- [Stated goal]
Exact reproduction is required for all entries.

+++

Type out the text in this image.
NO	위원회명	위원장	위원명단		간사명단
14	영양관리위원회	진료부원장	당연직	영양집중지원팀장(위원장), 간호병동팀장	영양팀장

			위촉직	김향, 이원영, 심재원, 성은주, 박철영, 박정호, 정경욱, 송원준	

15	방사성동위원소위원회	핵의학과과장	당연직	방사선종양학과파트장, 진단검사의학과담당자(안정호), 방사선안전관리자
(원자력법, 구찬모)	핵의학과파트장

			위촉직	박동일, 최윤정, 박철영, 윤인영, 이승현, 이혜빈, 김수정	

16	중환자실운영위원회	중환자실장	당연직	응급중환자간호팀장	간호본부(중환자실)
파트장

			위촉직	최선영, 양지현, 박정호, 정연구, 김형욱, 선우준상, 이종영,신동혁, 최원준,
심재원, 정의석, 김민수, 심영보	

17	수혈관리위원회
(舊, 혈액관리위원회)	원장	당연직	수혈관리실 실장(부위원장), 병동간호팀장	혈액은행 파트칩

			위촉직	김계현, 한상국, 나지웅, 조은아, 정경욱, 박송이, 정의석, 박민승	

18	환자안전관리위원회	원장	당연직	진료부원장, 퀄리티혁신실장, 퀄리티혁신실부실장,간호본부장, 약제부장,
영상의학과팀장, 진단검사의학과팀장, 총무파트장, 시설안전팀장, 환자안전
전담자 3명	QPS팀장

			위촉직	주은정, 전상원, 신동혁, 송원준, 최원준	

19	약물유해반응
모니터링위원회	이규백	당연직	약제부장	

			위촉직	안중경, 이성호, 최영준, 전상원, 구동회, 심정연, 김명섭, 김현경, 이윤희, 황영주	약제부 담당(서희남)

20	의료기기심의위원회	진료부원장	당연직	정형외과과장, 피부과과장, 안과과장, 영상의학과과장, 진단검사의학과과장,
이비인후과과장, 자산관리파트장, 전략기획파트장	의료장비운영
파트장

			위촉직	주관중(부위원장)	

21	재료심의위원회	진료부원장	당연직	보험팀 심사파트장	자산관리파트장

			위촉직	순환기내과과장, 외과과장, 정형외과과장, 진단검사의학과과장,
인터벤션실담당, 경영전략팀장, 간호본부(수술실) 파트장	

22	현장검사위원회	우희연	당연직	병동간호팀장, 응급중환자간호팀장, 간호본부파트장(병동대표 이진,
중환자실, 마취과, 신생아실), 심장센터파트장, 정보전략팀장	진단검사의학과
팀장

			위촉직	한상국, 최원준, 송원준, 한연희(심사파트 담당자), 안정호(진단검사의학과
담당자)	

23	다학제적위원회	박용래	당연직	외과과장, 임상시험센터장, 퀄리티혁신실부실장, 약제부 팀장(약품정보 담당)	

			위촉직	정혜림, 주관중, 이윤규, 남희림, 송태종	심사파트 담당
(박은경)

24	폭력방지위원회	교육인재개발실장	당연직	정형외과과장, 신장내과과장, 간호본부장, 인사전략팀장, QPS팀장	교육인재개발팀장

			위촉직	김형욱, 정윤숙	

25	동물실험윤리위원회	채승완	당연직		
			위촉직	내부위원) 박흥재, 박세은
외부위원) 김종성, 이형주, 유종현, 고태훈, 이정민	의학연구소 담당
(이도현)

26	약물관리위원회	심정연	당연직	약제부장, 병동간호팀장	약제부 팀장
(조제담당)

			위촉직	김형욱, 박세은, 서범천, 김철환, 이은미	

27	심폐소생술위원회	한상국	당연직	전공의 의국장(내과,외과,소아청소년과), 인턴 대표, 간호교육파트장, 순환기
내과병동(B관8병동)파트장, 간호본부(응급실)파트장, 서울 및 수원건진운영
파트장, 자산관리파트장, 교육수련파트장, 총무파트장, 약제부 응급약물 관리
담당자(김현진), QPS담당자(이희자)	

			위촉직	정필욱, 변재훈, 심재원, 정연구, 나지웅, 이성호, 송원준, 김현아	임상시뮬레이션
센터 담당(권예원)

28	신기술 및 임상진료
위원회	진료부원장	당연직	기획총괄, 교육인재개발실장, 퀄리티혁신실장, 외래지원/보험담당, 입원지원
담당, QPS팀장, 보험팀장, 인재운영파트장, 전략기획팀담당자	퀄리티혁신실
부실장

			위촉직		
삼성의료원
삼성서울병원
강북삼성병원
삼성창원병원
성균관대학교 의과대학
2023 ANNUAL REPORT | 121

+++

- [Expected output]
Type out the text in this image.
NO	위원회명	위원장	위원명단		간사명단
14	영양관리위원회	진료부원장	당연직	영양집중지원팀장(위원장), 간호병동팀장	영양팀장

			위촉직	김향, 이원영, 심재원, 성은주, 박철영, 박정호, 정경욱, 송원준	

15	방사성동위원소위원회	핵의학과과장	당연직	방사선종양학과파트장, 진단검사의학과담당자(안정호), 방사선안전관리자
(원자력법, 구찬모)	핵의학과파트장

			위촉직	박동일, 최윤정, 박철영, 윤인영, 이승현, 이혜빈, 김수정	

16	중환자실운영위원회	중환자실장	당연직	응급중환자간호팀장	간호본부(중환자실)
파트장

			위촉직	최선영, 양지현, 박정호, 정연구, 김형욱, 선우준상, 이종영,신동혁, 최원준,
심재원, 정의석, 김민수, 심영보	

17	수혈관리위원회
(舊, 혈액관리위원회)	원장	당연직	수혈관리실 실장(부위원장), 병동간호팀장	혈액은행 파트칩

			위촉직	김계현, 한상국, 나지웅, 조은아, 정경욱, 박송이, 정의석, 박민승	

18	환자안전관리위원회	원장	당연직	진료부원장, 퀄리티혁신실장, 퀄리티혁신실부실장,간호본부장, 약제부장,
영상의학과팀장, 진단검사의학과팀장, 총무파트장, 시설안전팀장, 환자안전
전담자 3명	QPS팀장

			위촉직	주은정, 전상원, 신동혁, 송원준, 최원준	

19	약물유해반응
모니터링위원회	이규백	당연직	약제부장	

			위촉직	안중경, 이성호, 최영준, 전상원, 구동회, 심정연, 김명섭, 김현경, 이윤희, 황영주	약제부 담당(서희남)

20	의료기기심의위원회	진료부원장	당연직	정형외과과장, 피부과과장, 안과과장, 영상의학과과장, 진단검사의학과과장,
이비인후과과장, 자산관리파트장, 전략기획파트장	의료장비운영
파트장

			위촉직	주관중(부위원장)	

21	재료심의위원회	진료부원장	당연직	보험팀 심사파트장	자산관리파트장

			위촉직	순환기내과과장, 외과과장, 정형외과과장, 진단검사의학과과장,
인터벤션실담당, 경영전략팀장, 간호본부(수술실) 파트장	

22	현장검사위원회	우희연	당연직	병동간호팀장, 응급중환자간호팀장, 간호본부파트장(병동대표 이진,
중환자실, 마취과, 신생아실), 심장센터파트장, 정보전략팀장	진단검사의학과
팀장

			위촉직	한상국, 최원준, 송원준, 한연희(심사파트 담당자), 안정호(진단검사의학과
담당자)	

23	다학제적위원회	박용래	당연직	외과과장, 임상시험센터장, 퀄리티혁신실부실장, 약제부 팀장(약품정보 담당)	

			위촉직	정혜림, 주관중, 이윤규, 남희림, 송태종	심사파트 담당
(박은경)

24	폭력방지위원회	교육인재개발실장	당연직	정형외과과장, 신장내과과장, 간호본부장, 인사전략팀장, QPS팀장	교육인재개발팀장

			위촉직	김형욱, 정윤숙	

25	동물실험윤리위원회	채승완	당연직		
			위촉직	내부위원) 박흥재, 박세은
외부위원) 김종성, 이형주, 유종현, 고태훈, 이정민	의학연구소 담당
(이도현)

26	약물관리위원회	심정연	당연직	약제부장, 병동간호팀장	약제부 팀장
(조제담당)

			위촉직	김형욱, 박세은, 서범천, 김철환, 이은미	

27	심폐소생술위원회	한상국	당연직	전공의 의국장(내과,외과,소아청소년과), 인턴 대표, 간호교육파트장, 순환기
내과병동(B관8병동)파트장, 간호본부(응급실)파트장, 서울 및 수원건진운영
파트장, 자산관리파트장, 교육수련파트장, 총무파트장, 약제부 응급약물 관리
담당자(김현진), QPS담당자(이희자)	

			위촉직	정필욱, 변재훈, 심재원, 정연구, 나지웅, 이성호, 송원준, 김현아	임상시뮬레이션
센터 담당(권예원)

28	신기술 및 임상진료
위원회	진료부원장	당연직	기획총괄, 교육인재개발실장, 퀄리티혁신실장, 외래지원/보험담당, 입원지원
담당, QPS팀장, 보험팀장, 인재운영파트장, 전략기획팀담당자	퀄리티혁신실
부실장

			위촉직		
삼성의료원
삼성서울병원
강북삼성병원
삼성창원병원
성균관대학교 의과대학
2023 ANNUAL REPORT | 121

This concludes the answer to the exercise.